Each entry should be quoted word for word, including every mark of punctuation.
────────
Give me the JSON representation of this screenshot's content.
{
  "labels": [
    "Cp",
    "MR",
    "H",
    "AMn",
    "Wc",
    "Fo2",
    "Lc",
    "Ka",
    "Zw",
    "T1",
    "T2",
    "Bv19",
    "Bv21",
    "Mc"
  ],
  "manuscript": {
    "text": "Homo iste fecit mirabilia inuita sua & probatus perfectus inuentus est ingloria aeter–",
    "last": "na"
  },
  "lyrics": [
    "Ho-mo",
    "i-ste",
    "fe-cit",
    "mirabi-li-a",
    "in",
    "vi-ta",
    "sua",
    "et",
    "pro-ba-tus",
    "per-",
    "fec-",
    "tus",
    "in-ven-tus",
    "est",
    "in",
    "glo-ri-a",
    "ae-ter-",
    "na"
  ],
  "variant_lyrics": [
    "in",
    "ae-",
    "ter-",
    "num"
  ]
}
────────
▶ **Answer to this task**
Give me the JSON representation of this screenshot's content.
{
  "labels": [
    "Cp",
    "MR",
    "H",
    "AMn",
    "Wc",
    "Fo2",
    "Lc",
    "Ka",
    "Zw",
    "T1",
    "T2",
    "Bv19",
    "Bv21",
    "Mc"
  ],
  "manuscript": {
    "text": "Homo iste fecit mirabilia inuita sua & probatus perfectus inuentus est ingloria aeter–",
    "last": "na"
  },
  "lyrics": [
    "Ho-mo",
    "i-ste",
    "fe-cit",
    "mirabi-li-a",
    "in",
    "vi-ta",
    "sua",
    "et",
    "pro-ba-tus",
    "per-",
    "fec-",
    "tus",
    "in-ven-tus",
    "est",
    "in",
    "glo-ri-a",
    "ae-ter-",
    "na"
  ],
  "variant_lyrics": [
    "in",
    "ae-",
    "ter-",
    "num"
  ]
}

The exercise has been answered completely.